[Dataset entries]
········

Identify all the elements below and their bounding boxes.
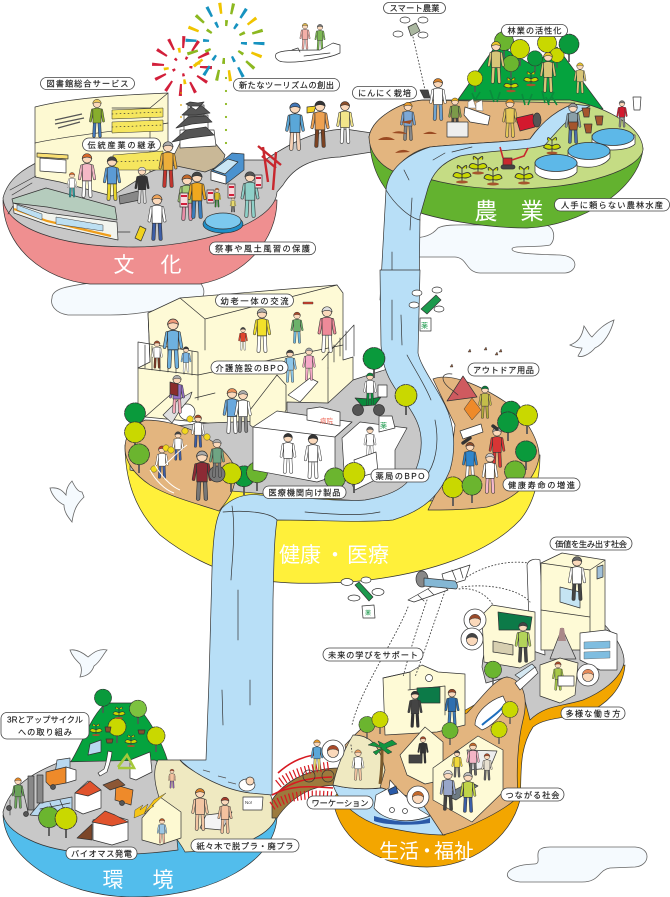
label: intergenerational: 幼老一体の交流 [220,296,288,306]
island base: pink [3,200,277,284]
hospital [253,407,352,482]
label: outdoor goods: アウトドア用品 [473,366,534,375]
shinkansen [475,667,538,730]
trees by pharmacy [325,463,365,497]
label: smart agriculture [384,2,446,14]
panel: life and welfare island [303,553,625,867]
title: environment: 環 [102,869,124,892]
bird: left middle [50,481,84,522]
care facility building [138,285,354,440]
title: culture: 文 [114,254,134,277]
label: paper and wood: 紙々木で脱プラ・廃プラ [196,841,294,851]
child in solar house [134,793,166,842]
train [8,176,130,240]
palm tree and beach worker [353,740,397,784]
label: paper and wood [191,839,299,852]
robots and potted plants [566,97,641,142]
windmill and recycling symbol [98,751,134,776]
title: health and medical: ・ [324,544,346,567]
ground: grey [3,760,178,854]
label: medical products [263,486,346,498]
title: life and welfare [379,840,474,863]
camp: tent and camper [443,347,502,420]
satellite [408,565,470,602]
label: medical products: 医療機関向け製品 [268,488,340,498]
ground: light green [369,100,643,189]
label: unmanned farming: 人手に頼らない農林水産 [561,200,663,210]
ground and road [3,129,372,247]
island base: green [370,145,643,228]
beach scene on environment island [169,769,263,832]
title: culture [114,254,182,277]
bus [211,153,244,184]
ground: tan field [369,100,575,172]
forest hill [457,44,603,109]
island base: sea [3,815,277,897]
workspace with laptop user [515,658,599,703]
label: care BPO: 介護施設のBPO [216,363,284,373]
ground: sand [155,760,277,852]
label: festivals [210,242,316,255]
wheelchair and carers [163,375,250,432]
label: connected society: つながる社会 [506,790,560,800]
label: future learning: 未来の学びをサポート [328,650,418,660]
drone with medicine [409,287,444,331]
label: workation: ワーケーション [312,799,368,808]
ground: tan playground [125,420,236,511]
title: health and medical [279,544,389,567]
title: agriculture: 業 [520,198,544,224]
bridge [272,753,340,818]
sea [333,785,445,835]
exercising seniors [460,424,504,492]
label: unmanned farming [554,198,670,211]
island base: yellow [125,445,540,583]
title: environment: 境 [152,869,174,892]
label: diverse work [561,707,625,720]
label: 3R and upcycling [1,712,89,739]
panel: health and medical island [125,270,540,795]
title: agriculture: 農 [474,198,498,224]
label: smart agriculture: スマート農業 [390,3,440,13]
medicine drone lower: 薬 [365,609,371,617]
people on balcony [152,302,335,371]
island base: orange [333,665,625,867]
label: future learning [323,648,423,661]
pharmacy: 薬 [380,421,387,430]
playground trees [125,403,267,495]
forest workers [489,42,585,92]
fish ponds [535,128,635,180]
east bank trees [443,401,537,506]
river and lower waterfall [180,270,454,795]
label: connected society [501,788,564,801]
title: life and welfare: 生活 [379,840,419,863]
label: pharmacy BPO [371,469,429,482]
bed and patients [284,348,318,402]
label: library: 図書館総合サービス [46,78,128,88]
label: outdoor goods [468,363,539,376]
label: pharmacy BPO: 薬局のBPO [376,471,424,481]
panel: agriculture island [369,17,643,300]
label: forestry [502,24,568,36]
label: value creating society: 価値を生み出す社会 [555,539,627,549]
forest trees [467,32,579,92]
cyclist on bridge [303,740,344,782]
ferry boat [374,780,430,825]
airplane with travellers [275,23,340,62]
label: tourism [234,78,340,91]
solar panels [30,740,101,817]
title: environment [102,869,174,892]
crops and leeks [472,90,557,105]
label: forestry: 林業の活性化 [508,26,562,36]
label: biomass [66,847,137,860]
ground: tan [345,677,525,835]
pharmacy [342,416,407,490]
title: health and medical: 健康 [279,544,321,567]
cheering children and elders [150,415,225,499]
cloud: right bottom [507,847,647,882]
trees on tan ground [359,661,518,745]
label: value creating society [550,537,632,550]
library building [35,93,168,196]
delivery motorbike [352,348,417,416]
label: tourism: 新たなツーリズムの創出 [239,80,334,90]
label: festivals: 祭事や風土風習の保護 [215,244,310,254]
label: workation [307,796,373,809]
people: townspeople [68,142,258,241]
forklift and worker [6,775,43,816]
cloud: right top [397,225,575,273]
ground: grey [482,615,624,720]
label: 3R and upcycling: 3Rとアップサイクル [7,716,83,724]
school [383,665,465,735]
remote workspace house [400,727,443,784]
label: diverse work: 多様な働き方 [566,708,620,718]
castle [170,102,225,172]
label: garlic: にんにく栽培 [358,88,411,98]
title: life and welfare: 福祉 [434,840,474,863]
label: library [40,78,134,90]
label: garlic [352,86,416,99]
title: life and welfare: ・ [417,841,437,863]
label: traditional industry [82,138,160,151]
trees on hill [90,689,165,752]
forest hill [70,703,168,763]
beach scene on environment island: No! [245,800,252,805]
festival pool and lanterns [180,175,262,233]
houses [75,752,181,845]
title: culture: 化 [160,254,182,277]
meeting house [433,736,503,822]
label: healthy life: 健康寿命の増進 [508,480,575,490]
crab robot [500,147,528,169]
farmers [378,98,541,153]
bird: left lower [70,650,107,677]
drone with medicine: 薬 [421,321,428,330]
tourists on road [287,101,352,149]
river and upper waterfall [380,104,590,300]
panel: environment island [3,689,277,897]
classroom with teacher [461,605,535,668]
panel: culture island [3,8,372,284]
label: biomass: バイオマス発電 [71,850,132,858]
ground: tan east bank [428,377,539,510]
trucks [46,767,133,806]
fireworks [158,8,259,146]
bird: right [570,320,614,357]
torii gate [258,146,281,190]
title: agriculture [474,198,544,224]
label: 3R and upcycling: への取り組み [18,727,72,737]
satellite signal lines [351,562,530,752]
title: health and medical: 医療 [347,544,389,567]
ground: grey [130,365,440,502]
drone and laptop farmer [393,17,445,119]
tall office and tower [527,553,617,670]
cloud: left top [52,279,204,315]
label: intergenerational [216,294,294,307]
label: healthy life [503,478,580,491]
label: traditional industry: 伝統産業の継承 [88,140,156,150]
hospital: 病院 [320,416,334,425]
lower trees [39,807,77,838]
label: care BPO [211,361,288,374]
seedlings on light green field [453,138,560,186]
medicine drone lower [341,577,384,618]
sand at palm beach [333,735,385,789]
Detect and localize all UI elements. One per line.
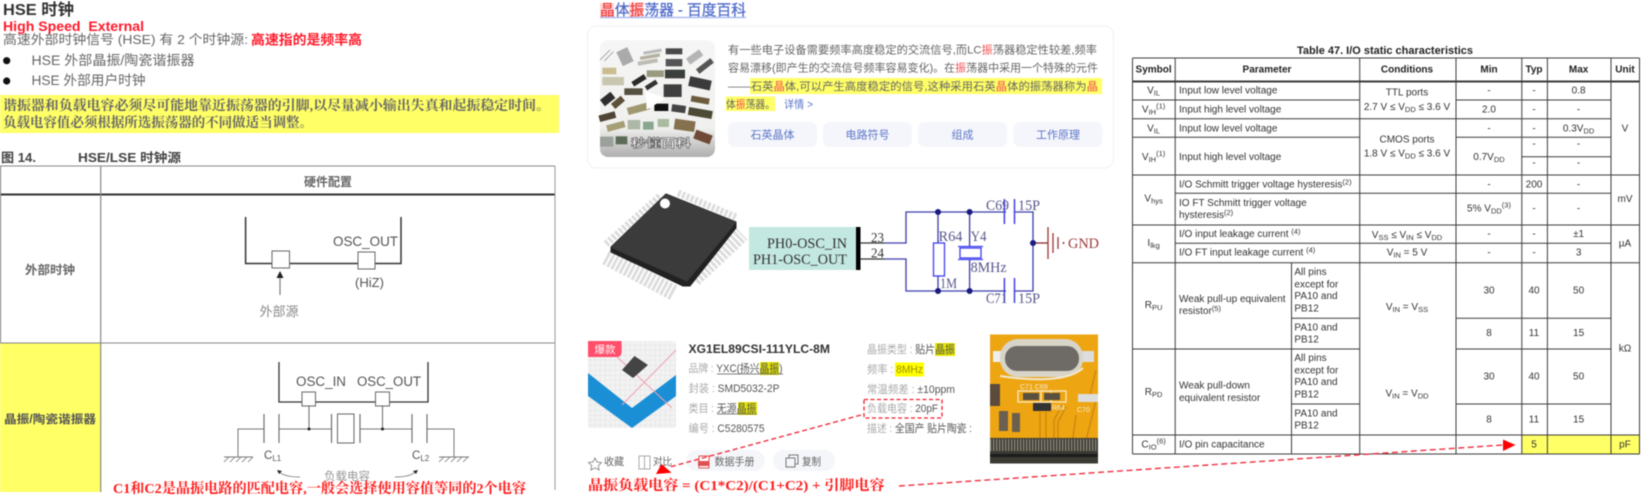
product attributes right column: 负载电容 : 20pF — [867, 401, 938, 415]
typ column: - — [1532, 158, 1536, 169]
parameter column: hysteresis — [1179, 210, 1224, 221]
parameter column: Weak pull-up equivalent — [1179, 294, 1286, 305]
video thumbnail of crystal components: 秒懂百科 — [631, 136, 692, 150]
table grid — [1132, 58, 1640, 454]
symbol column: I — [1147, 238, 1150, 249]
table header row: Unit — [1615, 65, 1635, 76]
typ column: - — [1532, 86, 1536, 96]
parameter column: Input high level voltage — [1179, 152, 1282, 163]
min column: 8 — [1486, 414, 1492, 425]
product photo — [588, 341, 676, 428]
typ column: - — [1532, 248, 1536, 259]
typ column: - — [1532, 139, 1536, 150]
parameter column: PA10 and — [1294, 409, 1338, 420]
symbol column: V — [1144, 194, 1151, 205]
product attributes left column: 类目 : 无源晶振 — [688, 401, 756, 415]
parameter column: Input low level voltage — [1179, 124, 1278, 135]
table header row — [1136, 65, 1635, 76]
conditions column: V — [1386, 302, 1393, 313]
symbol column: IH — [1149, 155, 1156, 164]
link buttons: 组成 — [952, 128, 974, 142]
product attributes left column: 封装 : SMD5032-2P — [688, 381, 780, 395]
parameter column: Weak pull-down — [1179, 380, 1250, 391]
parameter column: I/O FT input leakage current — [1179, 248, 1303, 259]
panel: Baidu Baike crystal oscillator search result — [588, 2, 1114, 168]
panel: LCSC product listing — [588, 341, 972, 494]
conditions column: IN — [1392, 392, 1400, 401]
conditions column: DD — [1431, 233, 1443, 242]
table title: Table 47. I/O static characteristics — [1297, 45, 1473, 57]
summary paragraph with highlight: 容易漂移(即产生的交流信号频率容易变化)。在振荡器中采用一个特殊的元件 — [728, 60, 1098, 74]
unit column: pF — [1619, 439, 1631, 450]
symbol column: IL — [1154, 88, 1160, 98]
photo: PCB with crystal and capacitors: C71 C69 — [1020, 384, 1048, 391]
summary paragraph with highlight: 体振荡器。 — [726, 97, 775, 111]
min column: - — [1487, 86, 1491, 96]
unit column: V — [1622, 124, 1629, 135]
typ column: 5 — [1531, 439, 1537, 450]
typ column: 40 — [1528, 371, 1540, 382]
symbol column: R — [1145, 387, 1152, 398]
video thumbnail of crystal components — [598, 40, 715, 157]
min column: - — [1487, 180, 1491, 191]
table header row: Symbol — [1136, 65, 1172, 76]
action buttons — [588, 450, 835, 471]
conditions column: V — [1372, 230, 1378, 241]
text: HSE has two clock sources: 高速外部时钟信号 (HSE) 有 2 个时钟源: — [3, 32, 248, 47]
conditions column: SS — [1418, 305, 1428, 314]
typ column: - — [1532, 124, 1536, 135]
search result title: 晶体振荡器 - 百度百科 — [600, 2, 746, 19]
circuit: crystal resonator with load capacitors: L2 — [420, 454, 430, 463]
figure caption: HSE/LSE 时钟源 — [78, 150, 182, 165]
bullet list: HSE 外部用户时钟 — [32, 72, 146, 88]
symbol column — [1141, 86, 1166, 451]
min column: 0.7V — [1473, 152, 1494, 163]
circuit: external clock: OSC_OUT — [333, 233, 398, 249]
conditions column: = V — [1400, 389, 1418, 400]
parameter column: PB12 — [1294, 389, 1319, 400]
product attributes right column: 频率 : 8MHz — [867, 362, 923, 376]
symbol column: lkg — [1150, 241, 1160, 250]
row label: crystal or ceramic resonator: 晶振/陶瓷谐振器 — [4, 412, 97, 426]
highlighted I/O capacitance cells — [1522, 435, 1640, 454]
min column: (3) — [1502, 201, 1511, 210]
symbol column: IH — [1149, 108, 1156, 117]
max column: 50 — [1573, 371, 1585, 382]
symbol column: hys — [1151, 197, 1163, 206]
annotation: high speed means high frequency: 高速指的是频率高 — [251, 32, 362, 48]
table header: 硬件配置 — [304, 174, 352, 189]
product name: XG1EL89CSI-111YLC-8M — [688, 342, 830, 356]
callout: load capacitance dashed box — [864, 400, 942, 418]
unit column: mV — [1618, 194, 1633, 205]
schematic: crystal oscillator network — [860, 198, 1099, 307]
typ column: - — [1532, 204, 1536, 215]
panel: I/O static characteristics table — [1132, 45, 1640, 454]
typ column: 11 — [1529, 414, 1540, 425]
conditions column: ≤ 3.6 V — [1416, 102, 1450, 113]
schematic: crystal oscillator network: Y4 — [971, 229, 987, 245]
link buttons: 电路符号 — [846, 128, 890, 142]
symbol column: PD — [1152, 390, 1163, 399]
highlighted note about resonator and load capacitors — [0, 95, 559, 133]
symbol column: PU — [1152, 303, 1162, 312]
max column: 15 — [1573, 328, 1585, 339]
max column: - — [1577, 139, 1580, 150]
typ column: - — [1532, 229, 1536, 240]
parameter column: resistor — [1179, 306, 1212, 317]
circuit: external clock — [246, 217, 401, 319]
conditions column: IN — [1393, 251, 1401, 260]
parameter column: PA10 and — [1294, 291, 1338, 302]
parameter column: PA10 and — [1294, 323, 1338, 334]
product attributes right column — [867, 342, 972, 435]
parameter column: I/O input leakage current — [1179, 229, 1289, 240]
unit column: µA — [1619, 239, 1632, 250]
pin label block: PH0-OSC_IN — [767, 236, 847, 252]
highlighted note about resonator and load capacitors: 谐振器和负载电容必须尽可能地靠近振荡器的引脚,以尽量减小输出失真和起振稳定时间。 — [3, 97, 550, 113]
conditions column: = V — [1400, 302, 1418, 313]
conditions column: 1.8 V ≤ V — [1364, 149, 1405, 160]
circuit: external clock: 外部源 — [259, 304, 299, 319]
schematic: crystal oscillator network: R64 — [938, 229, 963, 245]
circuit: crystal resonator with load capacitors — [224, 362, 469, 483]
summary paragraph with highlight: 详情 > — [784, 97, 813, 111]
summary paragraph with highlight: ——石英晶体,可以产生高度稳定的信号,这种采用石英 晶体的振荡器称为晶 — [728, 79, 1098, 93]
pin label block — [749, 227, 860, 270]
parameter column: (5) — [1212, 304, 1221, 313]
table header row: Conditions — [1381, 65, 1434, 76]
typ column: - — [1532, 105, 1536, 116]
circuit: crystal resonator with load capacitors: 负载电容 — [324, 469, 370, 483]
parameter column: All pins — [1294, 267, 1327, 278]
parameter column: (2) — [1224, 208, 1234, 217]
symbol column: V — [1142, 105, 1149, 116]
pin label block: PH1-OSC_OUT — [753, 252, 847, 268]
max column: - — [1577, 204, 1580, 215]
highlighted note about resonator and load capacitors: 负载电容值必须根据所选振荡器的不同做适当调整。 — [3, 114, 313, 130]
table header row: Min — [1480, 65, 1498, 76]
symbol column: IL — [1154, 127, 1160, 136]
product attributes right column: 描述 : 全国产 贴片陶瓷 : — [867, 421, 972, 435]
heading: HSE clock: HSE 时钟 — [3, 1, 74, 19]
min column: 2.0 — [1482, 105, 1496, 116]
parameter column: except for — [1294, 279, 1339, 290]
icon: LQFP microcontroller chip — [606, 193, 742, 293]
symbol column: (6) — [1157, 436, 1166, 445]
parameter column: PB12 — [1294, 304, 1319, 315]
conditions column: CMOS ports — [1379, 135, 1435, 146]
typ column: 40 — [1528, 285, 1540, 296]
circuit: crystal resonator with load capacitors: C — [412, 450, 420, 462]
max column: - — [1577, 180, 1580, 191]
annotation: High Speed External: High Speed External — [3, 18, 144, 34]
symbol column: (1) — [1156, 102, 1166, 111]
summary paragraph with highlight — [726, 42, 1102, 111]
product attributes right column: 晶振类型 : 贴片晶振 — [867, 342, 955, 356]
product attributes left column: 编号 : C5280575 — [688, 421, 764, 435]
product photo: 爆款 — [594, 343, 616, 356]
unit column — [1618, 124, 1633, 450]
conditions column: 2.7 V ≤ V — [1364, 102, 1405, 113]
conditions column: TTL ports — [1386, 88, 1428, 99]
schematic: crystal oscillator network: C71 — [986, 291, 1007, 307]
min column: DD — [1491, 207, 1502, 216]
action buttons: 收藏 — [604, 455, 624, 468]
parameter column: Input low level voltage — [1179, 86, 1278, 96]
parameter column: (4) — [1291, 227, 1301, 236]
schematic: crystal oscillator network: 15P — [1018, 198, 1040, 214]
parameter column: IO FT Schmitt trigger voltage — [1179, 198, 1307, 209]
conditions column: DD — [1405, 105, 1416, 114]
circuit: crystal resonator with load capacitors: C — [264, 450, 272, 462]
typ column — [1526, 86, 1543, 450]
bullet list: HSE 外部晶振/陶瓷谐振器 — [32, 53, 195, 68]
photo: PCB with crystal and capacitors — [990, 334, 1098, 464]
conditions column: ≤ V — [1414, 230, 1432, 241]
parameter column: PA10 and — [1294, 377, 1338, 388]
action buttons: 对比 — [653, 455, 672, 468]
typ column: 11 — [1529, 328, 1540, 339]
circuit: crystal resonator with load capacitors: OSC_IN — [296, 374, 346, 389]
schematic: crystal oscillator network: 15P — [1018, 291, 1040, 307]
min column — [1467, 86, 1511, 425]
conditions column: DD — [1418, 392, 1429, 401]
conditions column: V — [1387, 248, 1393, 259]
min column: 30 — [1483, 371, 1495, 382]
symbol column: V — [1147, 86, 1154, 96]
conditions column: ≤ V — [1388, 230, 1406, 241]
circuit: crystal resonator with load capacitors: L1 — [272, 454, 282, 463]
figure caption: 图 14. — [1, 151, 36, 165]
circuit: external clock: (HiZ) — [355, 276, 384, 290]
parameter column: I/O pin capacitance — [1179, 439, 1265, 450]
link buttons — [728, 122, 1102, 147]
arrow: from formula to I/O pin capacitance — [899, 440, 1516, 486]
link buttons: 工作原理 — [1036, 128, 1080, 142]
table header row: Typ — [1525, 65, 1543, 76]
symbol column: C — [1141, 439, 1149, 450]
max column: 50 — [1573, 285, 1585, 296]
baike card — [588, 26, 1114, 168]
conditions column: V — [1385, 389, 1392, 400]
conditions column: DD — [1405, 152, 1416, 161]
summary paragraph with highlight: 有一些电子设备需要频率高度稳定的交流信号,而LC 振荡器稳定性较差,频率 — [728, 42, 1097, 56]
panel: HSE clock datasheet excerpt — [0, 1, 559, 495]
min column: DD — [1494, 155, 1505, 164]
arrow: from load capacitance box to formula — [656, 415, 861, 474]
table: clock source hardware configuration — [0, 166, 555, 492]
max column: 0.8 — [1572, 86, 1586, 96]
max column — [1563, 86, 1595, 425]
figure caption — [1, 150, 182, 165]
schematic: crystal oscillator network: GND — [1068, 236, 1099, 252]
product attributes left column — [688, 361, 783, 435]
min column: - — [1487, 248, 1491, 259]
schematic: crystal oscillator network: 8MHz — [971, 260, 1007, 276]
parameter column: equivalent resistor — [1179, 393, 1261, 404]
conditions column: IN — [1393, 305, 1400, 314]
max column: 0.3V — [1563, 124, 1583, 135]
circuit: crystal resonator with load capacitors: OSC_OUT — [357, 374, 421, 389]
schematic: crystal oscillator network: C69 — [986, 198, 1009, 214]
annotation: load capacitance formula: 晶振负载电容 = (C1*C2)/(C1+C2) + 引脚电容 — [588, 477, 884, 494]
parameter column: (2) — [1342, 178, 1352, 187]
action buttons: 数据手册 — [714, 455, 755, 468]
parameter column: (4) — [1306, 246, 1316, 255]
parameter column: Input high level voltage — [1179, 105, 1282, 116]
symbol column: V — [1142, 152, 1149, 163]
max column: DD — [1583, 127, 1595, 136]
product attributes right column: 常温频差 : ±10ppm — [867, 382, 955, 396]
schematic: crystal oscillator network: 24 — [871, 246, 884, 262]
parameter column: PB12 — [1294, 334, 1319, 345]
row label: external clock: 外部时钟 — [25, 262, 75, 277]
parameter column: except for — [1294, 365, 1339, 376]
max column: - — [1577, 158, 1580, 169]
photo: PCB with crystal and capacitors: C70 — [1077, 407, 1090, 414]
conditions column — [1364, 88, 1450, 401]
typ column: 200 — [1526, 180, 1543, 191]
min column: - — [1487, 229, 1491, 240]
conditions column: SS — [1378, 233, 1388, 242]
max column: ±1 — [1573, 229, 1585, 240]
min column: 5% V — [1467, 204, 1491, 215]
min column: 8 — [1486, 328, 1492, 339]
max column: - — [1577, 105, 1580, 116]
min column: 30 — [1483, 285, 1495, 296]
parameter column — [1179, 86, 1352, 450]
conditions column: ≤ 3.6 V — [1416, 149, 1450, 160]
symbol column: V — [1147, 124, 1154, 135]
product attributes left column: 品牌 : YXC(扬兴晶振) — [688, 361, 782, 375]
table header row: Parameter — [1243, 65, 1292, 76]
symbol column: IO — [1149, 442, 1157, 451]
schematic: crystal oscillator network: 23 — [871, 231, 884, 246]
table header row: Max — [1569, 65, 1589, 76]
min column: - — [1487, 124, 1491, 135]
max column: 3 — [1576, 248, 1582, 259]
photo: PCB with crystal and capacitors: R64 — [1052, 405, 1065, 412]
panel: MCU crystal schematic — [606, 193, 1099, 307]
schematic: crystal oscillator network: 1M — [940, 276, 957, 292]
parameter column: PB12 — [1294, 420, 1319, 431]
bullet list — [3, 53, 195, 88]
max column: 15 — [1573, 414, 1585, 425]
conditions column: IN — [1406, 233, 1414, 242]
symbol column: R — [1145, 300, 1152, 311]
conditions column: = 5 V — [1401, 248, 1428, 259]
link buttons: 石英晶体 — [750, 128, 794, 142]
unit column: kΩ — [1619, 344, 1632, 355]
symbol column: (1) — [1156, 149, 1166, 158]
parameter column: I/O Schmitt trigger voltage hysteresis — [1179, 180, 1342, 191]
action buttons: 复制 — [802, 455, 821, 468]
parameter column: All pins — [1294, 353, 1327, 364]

········

## Task instructions
Scan the entries above, and wherever a line holds the string "industry", copy it.

## Exercise answer
label: traditional industry [82,138,160,151]
label: traditional industry: 伝統産業の継承 [88,140,156,150]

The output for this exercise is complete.